- [What is needed] Could you print every record below exactly as it appears?

··· Data lines

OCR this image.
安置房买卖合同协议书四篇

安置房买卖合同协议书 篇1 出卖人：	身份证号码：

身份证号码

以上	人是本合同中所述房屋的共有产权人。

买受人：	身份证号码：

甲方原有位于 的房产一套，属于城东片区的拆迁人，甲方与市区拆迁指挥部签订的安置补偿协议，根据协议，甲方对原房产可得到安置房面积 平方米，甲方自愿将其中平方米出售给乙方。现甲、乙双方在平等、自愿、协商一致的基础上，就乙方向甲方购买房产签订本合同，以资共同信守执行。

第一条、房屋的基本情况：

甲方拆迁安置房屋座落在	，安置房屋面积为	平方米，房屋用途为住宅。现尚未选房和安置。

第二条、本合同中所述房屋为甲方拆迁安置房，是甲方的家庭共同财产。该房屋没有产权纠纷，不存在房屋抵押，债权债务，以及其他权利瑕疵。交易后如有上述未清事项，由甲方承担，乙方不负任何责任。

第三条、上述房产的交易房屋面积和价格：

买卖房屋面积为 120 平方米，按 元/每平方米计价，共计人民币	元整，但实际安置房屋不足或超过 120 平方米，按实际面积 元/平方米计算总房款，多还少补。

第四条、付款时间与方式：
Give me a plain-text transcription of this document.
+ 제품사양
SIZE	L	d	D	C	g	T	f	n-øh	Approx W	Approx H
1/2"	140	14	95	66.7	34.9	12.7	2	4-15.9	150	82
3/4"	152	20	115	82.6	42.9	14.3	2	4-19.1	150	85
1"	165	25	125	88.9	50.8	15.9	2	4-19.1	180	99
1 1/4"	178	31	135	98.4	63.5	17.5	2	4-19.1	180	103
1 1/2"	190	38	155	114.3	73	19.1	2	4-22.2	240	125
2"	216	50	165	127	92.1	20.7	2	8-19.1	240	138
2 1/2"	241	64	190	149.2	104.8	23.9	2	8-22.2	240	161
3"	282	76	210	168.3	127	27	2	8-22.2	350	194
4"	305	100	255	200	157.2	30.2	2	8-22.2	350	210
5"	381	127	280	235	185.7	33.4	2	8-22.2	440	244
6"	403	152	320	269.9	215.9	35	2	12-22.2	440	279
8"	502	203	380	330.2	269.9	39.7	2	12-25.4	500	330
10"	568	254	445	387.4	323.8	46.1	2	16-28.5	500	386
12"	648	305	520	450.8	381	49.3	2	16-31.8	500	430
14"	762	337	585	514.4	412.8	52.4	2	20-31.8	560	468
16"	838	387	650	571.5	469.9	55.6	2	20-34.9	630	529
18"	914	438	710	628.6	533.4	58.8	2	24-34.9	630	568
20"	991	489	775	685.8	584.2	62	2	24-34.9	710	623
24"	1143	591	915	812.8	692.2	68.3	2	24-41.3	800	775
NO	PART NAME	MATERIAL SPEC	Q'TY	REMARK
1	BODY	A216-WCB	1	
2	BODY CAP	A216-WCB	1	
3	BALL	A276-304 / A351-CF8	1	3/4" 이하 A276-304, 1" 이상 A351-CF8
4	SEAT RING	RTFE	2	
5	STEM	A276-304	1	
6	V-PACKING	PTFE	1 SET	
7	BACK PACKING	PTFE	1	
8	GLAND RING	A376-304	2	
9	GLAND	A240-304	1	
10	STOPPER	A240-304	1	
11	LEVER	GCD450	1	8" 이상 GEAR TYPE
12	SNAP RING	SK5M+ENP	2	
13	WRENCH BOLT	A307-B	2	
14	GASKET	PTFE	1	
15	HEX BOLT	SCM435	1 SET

······

- [The reply]
OCR this image.
安置房买卖合同协议书四篇

安置房买卖合同协议书 篇1 出卖人：	身份证号码：

身份证号码

以上	人是本合同中所述房屋的共有产权人。

买受人：	身份证号码：

甲方原有位于 的房产一套，属于城东片区的拆迁人，甲方与市区拆迁指挥部签订的安置补偿协议，根据协议，甲方对原房产可得到安置房面积 平方米，甲方自愿将其中平方米出售给乙方。现甲、乙双方在平等、自愿、协商一致的基础上，就乙方向甲方购买房产签订本合同，以资共同信守执行。

第一条、房屋的基本情况：

甲方拆迁安置房屋座落在	，安置房屋面积为	平方米，房屋用途为住宅。现尚未选房和安置。

第二条、本合同中所述房屋为甲方拆迁安置房，是甲方的家庭共同财产。该房屋没有产权纠纷，不存在房屋抵押，债权债务，以及其他权利瑕疵。交易后如有上述未清事项，由甲方承担，乙方不负任何责任。

第三条、上述房产的交易房屋面积和价格：

买卖房屋面积为 120 平方米，按 元/每平方米计价，共计人民币	元整，但实际安置房屋不足或超过 120 平方米，按实际面积 元/平方米计算总房款，多还少补。

第四条、付款时间与方式：
Give me a plain-text transcription of this document.
+ 제품사양
SIZE	L	d	D	C	g	T	f	n-øh	Approx W	Approx H
1/2"	140	14	95	66.7	34.9	12.7	2	4-15.9	150	82
3/4"	152	20	115	82.6	42.9	14.3	2	4-19.1	150	85
1"	165	25	125	88.9	50.8	15.9	2	4-19.1	180	99
1 1/4"	178	31	135	98.4	63.5	17.5	2	4-19.1	180	103
1 1/2"	190	38	155	114.3	73	19.1	2	4-22.2	240	125
2"	216	50	165	127	92.1	20.7	2	8-19.1	240	138
2 1/2"	241	64	190	149.2	104.8	23.9	2	8-22.2	240	161
3"	282	76	210	168.3	127	27	2	8-22.2	350	194
4"	305	100	255	200	157.2	30.2	2	8-22.2	350	210
5"	381	127	280	235	185.7	33.4	2	8-22.2	440	244
6"	403	152	320	269.9	215.9	35	2	12-22.2	440	279
8"	502	203	380	330.2	269.9	39.7	2	12-25.4	500	330
10"	568	254	445	387.4	323.8	46.1	2	16-28.5	500	386
12"	648	305	520	450.8	381	49.3	2	16-31.8	500	430
14"	762	337	585	514.4	412.8	52.4	2	20-31.8	560	468
16"	838	387	650	571.5	469.9	55.6	2	20-34.9	630	529
18"	914	438	710	628.6	533.4	58.8	2	24-34.9	630	568
20"	991	489	775	685.8	584.2	62	2	24-34.9	710	623
24"	1143	591	915	812.8	692.2	68.3	2	24-41.3	800	775
NO	PART NAME	MATERIAL SPEC	Q'TY	REMARK
1	BODY	A216-WCB	1	
2	BODY CAP	A216-WCB	1	
3	BALL	A276-304 / A351-CF8	1	3/4" 이하 A276-304, 1" 이상 A351-CF8
4	SEAT RING	RTFE	2	
5	STEM	A276-304	1	
6	V-PACKING	PTFE	1 SET	
7	BACK PACKING	PTFE	1	
8	GLAND RING	A376-304	2	
9	GLAND	A240-304	1	
10	STOPPER	A240-304	1	
11	LEVER	GCD450	1	8" 이상 GEAR TYPE
12	SNAP RING	SK5M+ENP	2	
13	WRENCH BOLT	A307-B	2	
14	GASKET	PTFE	1	
15	HEX BOLT	SCM435	1 SET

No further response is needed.